:: Directions ::
In the interview text, which actor didn't come to NWR's house to pitch himself and instead had to be wooed?

:: Text passage ::

NWR: Because I was so ill! I couldn't move my body, I had a stiff neck and all that. And he was really trying to pitch the film to me, saying how cool it would be and how much he loved everything I'd done and referencing all the movies I'd made so far... I said, 'Yeah, yeah. Would you please take me home?' Because I didn't drive a car. [Laughs] It was like a blind date gone really bad!
So we got in the car and we were driving to Santa Monica where I was staying, and Ryan turned on the radio, because the silence was unbearable. He wanted to get it over and done with really fast! And on the radio comes REO Speedwagon's Can't Fight This Feeling Any More. And for some reason I started singing along. And I got louder. Then I turned it up really loud. And I started to get really emotional, to tear up. And I suddenly turned to him, for the first time since we met. It was like, 'Are you gonna kiss him now or what?' [Laughs] And I said, 'I got it! I got it! I know what we're gonna make! We're gonna make a movie about a guy who drives around at night listening to pop music because that's his emotional release!' And Ryan was like, 'Let's do it'.
What was the next step?
NWR: I went back and read the book, because I needed to find the source material. And I loved it. It's an awesome book. I put the whole stuntman storyline back in and I ripped 30 pages out of the studio script until it was just 81 pages. And then we went off and made the film. But, y'know, that story is very similar to how Bullitt got made. Because it was Steve McQueen who wanted Peter Yates to come from Britain and do Bullitt with him. This was the same thing here.
How did you cast the movie?
NWR: All the actors, except Bryan Cranston, came to my house and pitched themselves. Carey Mulligan, Albert Brooks, Ron Perlman, Christina Hendricks... They all came said, 'We would love to be in this film'. I would sit in a big chair, and they would sit on my couch, and I would say, 'Hmm, interesting...' [Laughs] But Bryan Cranston I had to go out and woo.
Were you wary of working in LA?
NWR: Well, I am a one-man army, and here I was, going to work in the lion's den. But there were two advantages. One, the budget was low, so there were limits to how much it could be tampered with. And two, I had Ryan as my partner. We were changing the script every single day, we shot almost no coverage, and then Cannes said they wanted it for the festival, so I had a deadline – I had to do all the post-production in three-and-a-half months. Actually, it wasn't until the Cannes premiere that the producers and the financiers saw the finished movie, fully.

[Annotated element listings]
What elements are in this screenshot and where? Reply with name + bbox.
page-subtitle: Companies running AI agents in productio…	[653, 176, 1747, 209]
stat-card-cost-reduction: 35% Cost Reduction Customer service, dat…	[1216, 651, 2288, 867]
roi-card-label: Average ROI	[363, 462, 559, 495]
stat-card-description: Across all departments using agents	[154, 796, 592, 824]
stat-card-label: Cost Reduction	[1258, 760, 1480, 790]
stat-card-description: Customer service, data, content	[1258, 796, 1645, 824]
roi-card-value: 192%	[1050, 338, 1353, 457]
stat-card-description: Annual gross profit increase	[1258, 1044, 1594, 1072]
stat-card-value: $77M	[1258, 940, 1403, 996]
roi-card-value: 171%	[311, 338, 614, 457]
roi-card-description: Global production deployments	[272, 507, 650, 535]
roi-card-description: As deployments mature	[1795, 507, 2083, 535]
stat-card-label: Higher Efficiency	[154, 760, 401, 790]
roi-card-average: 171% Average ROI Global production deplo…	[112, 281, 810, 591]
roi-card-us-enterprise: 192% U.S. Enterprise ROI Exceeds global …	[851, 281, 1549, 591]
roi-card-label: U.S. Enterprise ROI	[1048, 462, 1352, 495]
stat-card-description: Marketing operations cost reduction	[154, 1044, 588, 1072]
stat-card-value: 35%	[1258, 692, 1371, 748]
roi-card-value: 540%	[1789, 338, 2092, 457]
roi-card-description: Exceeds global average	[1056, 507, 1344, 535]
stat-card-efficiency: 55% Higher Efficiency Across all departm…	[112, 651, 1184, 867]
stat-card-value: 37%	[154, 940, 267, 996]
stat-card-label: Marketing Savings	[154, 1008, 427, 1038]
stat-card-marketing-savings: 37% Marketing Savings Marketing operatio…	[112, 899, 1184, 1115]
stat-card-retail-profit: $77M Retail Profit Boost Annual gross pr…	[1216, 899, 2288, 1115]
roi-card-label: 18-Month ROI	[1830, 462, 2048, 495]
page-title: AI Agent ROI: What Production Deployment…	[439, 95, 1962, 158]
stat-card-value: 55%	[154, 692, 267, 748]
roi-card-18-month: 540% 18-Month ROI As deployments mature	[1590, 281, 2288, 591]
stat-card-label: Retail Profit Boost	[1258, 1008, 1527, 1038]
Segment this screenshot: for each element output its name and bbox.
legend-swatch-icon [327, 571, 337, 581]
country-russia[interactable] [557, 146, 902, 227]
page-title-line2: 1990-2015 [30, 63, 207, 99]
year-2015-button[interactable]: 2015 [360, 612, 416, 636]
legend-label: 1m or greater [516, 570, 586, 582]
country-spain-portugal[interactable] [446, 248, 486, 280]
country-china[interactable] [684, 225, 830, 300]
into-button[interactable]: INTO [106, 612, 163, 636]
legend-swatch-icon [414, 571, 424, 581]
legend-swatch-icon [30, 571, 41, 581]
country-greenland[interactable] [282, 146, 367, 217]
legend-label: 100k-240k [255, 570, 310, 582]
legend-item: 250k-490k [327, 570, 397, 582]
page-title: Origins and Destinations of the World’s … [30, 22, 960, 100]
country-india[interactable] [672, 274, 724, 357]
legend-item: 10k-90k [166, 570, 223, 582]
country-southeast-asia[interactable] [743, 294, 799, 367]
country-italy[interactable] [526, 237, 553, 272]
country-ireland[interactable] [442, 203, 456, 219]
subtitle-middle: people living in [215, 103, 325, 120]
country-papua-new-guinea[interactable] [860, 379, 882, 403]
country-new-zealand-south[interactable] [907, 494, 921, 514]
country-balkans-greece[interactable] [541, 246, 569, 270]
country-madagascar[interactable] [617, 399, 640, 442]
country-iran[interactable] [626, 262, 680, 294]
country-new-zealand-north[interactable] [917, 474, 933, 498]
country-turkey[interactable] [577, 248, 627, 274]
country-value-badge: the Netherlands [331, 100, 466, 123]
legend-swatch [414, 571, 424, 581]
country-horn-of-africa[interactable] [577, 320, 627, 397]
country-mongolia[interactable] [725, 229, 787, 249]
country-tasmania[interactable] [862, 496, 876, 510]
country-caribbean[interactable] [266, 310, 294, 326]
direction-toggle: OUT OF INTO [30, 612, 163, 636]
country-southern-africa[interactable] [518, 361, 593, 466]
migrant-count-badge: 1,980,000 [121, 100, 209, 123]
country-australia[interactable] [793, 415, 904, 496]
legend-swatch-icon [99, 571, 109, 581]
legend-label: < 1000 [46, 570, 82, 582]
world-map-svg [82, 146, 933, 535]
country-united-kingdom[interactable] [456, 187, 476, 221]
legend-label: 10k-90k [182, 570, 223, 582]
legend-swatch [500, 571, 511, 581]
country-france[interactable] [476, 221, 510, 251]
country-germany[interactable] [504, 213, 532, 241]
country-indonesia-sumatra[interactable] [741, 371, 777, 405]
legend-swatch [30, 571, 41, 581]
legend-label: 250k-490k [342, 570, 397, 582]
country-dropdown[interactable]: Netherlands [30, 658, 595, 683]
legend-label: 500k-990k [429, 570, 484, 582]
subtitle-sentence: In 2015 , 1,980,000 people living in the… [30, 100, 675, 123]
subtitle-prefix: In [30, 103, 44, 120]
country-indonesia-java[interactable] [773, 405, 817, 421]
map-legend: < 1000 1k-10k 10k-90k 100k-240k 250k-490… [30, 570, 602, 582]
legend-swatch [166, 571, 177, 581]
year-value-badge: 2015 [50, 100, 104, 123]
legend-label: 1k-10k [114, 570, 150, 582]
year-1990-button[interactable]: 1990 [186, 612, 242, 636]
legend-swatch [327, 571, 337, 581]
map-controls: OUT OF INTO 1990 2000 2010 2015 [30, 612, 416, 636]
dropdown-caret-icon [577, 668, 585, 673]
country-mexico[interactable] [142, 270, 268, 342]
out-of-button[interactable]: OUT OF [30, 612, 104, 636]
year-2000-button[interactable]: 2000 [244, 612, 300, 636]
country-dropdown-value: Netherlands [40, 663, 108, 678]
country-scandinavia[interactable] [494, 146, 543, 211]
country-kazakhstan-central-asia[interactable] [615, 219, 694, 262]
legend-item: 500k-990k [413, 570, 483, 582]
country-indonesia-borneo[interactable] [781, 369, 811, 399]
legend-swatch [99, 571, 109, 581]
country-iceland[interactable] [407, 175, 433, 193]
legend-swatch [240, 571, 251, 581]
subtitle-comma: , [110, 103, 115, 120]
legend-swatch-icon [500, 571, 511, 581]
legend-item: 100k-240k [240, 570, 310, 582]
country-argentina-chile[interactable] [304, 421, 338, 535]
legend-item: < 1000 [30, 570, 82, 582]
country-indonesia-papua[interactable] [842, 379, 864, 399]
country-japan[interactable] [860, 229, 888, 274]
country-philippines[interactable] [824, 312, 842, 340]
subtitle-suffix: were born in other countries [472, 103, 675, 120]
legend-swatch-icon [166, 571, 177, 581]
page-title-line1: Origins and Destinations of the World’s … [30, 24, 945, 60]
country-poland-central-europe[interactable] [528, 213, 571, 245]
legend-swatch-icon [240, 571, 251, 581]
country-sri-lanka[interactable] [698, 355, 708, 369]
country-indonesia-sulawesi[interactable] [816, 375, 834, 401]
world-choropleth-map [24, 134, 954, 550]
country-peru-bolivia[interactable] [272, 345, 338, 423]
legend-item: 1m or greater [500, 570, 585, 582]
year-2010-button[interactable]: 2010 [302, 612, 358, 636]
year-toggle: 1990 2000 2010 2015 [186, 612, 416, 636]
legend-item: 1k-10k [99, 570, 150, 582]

:: Task result ::
Bryan Cranston